**WHAT TO PRODUCE**
Look through the material below. Copy each line that contains the string "Rent".

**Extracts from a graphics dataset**

_ _ _

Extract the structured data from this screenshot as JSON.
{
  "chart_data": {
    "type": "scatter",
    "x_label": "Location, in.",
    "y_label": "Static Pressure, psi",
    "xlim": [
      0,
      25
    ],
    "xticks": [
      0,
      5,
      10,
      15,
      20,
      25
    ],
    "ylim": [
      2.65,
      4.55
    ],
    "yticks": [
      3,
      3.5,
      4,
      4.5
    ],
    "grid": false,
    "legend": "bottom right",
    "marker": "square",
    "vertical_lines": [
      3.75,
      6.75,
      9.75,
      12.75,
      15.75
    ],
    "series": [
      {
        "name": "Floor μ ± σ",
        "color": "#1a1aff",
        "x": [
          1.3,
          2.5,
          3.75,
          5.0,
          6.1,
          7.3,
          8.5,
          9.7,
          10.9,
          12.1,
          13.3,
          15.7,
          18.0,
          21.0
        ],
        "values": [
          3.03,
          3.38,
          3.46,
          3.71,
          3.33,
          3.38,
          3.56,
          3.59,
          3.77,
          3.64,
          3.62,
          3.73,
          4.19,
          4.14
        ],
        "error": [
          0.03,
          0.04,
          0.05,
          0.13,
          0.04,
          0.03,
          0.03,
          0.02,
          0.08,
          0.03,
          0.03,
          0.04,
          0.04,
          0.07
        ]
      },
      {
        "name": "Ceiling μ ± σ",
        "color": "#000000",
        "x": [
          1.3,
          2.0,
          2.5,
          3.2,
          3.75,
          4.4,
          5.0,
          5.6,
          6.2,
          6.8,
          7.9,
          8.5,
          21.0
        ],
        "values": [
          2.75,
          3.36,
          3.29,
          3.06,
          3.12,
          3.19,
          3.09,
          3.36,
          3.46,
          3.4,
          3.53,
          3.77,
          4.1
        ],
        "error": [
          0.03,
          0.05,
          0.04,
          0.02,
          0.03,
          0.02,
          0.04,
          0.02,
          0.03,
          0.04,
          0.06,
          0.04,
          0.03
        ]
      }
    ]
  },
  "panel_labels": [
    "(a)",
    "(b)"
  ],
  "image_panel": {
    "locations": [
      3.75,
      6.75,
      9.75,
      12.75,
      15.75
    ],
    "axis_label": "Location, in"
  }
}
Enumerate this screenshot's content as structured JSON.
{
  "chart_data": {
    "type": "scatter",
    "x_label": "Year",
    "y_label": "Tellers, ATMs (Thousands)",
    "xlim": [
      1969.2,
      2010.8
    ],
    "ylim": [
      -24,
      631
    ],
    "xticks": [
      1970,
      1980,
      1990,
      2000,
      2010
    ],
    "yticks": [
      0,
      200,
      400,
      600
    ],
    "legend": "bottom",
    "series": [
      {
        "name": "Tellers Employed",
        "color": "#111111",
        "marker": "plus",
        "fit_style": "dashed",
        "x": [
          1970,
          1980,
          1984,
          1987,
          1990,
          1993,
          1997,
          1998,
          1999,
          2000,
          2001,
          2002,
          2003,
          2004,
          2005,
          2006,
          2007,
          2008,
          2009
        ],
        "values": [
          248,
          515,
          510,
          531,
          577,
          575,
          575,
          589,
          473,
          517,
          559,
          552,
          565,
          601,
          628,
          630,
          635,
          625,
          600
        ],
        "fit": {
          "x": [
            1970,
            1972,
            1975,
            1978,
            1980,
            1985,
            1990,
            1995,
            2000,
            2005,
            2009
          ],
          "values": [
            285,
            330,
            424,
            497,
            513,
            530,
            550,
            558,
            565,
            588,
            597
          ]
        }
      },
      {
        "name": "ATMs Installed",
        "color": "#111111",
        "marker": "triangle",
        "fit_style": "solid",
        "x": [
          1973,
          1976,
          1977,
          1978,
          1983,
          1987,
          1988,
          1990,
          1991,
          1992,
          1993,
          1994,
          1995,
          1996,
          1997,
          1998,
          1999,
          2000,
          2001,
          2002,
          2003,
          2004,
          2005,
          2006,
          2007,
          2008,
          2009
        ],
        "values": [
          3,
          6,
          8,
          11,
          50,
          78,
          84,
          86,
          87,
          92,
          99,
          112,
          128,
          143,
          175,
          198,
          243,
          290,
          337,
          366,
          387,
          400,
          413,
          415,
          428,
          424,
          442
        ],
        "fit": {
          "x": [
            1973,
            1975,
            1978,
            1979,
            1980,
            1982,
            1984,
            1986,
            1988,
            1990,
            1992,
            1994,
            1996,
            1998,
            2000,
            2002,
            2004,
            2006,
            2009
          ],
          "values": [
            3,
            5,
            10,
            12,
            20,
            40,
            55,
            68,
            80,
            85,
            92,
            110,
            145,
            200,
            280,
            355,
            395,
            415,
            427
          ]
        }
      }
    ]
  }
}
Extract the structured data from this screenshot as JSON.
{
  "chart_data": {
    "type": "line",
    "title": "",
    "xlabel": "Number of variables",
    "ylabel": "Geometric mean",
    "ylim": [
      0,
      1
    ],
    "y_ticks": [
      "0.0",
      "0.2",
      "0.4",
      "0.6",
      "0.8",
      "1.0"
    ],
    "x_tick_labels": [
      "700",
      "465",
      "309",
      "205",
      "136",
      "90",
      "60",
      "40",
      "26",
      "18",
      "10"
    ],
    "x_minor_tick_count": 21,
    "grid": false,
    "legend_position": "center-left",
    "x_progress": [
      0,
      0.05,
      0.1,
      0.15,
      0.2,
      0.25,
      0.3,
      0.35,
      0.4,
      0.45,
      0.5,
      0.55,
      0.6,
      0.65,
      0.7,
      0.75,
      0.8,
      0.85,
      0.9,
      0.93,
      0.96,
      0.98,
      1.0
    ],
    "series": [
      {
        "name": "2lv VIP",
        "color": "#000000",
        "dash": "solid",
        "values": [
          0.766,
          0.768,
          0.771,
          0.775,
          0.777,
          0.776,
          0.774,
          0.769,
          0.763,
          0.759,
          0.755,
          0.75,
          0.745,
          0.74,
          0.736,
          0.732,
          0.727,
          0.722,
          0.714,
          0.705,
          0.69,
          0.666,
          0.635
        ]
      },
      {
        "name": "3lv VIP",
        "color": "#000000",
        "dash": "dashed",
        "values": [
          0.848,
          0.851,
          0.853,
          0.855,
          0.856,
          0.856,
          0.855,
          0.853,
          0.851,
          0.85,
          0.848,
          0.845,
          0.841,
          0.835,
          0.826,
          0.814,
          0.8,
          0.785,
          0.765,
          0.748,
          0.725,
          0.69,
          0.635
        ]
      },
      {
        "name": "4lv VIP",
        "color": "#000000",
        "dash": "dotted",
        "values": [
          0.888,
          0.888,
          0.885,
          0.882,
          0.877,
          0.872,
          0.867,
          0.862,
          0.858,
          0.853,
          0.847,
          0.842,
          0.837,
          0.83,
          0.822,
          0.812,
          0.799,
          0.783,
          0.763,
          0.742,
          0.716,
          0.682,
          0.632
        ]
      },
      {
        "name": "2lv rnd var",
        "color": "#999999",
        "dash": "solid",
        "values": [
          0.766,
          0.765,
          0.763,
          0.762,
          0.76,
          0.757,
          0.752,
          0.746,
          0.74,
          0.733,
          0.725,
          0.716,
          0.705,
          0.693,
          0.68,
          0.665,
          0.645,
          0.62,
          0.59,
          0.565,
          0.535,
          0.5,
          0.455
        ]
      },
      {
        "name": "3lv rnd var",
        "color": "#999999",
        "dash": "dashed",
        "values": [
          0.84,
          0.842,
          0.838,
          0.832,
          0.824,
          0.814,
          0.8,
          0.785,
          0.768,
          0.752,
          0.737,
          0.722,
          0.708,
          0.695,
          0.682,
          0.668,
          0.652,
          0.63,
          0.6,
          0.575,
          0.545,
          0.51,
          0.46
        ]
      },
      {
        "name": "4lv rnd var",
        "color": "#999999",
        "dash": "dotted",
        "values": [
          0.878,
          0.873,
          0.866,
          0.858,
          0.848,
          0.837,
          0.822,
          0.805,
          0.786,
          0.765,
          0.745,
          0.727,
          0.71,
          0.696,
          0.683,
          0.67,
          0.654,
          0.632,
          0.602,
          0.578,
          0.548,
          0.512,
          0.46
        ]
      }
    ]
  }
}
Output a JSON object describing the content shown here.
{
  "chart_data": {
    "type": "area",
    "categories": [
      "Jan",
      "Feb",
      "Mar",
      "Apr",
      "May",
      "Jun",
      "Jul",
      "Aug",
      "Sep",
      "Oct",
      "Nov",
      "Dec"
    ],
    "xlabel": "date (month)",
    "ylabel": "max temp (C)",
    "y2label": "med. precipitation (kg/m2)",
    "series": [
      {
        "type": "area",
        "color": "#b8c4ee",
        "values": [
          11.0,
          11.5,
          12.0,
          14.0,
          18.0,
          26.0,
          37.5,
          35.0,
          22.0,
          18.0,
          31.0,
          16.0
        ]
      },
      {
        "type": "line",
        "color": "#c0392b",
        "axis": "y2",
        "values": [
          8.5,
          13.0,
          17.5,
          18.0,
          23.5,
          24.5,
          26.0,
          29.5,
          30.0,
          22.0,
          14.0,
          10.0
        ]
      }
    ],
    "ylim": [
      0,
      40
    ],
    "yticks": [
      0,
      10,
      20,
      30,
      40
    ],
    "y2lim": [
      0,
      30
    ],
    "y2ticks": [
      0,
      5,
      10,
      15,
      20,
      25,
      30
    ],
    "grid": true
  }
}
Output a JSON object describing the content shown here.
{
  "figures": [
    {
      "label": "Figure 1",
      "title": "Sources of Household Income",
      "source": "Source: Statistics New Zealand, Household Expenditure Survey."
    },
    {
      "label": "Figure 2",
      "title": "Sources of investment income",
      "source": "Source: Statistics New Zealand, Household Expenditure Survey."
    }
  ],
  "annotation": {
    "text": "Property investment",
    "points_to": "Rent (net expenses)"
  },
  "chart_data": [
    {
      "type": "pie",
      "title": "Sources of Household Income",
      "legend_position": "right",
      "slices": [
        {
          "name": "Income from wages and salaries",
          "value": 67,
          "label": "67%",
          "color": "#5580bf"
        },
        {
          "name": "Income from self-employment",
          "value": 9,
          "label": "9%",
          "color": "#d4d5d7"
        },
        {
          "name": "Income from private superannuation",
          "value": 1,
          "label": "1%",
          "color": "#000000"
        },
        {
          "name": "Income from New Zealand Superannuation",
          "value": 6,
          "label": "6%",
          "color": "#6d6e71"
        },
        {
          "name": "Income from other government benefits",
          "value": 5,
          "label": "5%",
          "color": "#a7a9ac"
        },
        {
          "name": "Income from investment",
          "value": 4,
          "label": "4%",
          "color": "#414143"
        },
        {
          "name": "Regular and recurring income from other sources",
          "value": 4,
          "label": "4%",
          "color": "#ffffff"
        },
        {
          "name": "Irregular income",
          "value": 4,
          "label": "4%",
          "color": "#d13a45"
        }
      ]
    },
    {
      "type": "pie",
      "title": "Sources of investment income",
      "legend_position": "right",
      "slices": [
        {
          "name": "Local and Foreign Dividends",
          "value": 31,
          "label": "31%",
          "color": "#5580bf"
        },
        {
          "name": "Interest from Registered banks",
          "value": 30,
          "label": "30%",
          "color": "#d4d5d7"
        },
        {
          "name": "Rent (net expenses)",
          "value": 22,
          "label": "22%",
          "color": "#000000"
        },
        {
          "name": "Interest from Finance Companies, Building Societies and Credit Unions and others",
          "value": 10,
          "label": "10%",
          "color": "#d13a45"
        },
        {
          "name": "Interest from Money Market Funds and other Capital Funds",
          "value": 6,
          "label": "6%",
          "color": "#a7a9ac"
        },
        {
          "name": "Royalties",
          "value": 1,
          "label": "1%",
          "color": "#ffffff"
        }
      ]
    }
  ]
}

_ _ _

**WRITTEN ANSWER**
    "points_to": "Rent (net expenses)"
          "name": "Rent (net expenses)",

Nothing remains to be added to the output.